PROBLEM TO SOLVE: Say how many lines in the records include the string "this", adding no other words.
○ ○ ○ ○ ○
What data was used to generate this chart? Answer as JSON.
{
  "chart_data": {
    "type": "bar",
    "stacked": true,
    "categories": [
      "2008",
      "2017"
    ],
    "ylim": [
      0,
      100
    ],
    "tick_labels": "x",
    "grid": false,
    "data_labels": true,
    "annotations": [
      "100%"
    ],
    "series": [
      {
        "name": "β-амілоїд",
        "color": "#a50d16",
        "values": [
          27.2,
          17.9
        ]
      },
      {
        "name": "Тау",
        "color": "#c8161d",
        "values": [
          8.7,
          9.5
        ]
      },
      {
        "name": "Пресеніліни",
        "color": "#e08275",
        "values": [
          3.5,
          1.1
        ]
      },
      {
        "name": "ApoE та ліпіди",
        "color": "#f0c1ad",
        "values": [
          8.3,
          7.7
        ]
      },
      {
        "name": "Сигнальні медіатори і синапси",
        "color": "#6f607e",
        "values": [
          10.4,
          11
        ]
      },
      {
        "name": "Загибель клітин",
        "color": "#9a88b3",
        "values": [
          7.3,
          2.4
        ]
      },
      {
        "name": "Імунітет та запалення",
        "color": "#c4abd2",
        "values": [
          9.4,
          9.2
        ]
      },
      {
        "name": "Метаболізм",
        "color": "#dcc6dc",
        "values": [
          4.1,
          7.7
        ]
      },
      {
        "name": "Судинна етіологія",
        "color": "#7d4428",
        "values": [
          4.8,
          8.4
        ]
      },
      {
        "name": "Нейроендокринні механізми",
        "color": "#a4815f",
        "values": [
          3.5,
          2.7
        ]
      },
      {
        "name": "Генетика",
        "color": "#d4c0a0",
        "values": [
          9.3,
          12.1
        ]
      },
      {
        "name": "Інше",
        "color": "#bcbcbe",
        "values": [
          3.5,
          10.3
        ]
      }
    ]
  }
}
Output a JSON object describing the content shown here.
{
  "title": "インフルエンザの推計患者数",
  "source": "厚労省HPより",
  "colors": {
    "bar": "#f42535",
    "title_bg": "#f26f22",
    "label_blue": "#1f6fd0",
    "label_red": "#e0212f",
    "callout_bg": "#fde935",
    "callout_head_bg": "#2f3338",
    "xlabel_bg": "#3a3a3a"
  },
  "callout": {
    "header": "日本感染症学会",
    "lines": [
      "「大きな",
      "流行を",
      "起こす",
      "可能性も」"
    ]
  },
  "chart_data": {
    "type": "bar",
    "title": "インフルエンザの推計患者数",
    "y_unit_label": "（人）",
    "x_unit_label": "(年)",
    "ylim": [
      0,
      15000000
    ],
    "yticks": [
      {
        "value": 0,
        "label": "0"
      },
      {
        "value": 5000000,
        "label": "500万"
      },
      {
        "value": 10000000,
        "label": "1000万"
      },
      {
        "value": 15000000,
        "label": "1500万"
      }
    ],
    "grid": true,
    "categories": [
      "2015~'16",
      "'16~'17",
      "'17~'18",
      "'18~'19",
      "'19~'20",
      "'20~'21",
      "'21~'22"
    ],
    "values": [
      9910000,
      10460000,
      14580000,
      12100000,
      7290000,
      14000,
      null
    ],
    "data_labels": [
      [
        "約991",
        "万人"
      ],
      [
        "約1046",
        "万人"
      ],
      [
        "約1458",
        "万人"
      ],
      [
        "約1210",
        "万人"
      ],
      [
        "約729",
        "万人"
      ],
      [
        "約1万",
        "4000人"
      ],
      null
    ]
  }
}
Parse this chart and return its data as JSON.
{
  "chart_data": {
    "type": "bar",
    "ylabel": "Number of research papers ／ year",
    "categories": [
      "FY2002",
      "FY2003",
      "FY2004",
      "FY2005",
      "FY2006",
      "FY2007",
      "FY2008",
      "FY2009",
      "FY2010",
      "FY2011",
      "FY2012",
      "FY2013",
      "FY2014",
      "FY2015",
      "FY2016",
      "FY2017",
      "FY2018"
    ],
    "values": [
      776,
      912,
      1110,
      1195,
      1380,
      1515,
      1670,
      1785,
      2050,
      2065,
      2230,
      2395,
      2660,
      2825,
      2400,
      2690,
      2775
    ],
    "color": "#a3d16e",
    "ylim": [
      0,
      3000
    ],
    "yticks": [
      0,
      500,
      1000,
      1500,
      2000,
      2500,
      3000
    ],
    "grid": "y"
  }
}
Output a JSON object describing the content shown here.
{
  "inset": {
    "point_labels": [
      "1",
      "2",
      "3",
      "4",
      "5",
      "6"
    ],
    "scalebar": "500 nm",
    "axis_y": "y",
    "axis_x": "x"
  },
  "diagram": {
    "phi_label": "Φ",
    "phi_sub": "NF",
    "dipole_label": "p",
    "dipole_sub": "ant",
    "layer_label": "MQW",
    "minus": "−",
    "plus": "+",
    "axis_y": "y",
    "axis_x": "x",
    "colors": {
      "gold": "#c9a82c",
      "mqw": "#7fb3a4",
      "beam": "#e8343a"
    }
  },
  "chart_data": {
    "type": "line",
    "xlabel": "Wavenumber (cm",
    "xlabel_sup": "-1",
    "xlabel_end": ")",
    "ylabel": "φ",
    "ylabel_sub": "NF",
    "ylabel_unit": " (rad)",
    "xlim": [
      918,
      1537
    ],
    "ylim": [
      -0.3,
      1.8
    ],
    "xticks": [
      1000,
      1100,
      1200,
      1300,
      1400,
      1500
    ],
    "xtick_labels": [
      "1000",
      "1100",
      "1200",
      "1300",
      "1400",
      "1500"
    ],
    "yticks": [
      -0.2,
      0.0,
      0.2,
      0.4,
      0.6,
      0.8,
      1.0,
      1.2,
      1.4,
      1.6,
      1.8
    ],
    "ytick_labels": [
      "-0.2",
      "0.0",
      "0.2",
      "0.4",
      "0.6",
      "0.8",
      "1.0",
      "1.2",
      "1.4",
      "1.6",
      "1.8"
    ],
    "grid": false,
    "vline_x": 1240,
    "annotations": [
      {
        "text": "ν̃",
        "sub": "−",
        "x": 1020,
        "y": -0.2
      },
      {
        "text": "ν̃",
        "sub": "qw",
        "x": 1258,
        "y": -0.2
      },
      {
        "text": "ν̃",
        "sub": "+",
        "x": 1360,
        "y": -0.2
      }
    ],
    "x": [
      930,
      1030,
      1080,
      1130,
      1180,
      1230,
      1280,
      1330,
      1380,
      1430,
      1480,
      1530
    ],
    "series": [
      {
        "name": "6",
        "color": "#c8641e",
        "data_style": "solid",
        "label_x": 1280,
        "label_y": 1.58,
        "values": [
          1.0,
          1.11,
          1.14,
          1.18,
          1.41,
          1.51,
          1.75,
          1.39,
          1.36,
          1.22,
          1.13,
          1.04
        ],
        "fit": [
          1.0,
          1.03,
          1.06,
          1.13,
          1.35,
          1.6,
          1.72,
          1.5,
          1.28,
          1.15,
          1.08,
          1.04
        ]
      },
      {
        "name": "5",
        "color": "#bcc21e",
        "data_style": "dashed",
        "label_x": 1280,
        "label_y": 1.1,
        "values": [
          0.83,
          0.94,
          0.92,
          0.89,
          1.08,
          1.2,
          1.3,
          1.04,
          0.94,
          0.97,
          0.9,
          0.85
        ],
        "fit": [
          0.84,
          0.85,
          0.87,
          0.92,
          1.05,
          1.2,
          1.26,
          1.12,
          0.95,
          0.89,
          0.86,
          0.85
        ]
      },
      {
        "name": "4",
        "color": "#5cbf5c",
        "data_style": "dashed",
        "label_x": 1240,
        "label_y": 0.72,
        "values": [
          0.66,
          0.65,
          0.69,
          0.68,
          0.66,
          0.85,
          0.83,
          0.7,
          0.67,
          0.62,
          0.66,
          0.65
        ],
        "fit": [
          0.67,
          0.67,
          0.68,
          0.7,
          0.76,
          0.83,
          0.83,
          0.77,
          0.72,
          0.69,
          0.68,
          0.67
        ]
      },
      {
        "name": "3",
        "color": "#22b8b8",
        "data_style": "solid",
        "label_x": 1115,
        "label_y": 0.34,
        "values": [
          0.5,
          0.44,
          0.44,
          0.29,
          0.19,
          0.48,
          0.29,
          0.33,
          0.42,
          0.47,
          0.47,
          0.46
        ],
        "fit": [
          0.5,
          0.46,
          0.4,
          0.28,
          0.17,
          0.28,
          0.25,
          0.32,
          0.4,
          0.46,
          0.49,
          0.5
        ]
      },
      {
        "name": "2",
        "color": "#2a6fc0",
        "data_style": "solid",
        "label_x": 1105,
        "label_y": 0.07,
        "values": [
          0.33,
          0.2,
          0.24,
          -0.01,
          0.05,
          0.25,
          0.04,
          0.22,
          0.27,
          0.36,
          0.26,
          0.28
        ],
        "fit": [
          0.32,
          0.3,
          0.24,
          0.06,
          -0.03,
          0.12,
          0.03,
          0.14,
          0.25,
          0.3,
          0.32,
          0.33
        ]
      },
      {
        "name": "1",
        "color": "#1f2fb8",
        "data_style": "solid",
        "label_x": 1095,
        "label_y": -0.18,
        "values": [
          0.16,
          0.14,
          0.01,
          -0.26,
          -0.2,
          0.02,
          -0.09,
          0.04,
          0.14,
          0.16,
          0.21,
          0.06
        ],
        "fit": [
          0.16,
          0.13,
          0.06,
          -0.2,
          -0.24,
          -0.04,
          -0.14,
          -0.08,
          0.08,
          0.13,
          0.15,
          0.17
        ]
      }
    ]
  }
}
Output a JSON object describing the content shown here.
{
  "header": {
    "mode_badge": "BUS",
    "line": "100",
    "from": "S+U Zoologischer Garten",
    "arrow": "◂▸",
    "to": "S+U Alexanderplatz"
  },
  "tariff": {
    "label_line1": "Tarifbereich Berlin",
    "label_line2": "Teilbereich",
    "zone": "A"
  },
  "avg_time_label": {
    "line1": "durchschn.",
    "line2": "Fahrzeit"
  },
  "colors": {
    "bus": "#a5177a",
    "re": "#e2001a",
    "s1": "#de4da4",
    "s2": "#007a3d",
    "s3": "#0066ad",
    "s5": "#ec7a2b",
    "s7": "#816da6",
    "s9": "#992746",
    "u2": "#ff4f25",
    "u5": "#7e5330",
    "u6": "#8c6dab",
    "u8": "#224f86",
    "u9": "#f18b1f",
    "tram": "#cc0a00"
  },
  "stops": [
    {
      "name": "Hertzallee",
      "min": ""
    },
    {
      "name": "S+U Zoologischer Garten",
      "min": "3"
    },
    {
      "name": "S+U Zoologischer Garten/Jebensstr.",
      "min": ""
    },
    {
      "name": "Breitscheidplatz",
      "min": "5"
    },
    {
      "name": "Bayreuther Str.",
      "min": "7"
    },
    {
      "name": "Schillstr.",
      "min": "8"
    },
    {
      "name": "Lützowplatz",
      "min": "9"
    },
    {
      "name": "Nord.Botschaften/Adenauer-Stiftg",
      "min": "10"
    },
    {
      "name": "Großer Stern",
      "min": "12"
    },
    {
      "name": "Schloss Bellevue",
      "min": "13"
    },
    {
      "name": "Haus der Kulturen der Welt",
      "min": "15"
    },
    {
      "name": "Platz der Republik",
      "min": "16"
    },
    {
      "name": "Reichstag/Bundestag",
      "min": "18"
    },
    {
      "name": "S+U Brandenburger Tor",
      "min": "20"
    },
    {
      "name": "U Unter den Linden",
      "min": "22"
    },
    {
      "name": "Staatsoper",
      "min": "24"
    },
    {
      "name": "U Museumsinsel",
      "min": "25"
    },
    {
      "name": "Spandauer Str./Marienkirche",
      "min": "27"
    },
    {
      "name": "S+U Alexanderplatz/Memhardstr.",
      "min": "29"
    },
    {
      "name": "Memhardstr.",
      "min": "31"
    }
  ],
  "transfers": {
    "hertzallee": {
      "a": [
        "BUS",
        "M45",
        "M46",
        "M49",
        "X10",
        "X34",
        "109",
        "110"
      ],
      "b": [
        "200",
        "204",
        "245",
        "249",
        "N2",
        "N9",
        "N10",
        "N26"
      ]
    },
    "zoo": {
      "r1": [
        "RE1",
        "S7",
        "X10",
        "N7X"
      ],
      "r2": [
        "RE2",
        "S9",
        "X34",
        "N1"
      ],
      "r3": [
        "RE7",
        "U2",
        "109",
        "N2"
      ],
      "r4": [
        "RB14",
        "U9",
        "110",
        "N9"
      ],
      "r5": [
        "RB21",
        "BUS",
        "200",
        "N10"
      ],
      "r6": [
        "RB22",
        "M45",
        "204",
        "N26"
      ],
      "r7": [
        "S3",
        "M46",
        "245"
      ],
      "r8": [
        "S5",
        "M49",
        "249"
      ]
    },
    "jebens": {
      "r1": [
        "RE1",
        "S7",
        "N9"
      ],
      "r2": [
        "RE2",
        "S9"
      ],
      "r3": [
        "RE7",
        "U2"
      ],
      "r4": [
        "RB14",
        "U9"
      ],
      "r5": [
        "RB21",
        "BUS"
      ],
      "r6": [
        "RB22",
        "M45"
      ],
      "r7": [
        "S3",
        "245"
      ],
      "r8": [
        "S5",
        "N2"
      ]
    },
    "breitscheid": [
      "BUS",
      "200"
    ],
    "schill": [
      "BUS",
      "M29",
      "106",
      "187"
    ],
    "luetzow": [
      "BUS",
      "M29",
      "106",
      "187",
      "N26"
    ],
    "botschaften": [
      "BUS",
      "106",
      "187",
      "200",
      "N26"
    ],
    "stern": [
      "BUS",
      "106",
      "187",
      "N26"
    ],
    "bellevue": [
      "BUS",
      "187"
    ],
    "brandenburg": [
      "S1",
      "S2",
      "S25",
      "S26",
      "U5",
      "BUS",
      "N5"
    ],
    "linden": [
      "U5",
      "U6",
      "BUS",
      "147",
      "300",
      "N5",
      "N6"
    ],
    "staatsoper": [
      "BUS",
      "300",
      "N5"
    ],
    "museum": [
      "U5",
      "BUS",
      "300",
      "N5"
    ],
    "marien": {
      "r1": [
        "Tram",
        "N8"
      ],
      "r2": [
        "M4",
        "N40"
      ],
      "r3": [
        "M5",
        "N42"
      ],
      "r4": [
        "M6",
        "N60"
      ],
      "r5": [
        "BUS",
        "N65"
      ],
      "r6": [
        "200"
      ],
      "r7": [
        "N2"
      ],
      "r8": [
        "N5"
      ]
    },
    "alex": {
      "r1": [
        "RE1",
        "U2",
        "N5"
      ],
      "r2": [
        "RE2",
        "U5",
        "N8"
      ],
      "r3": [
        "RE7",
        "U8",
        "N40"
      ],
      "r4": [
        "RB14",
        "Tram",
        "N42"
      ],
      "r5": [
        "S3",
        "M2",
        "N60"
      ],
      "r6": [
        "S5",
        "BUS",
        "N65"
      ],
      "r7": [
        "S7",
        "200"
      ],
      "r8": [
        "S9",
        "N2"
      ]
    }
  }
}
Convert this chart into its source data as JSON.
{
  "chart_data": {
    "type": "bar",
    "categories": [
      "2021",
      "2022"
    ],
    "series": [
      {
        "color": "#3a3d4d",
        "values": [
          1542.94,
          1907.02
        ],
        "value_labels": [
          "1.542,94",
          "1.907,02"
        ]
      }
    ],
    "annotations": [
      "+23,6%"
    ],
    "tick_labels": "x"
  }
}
○ ○ ○ ○ ○
OUTPUT BELOW: 3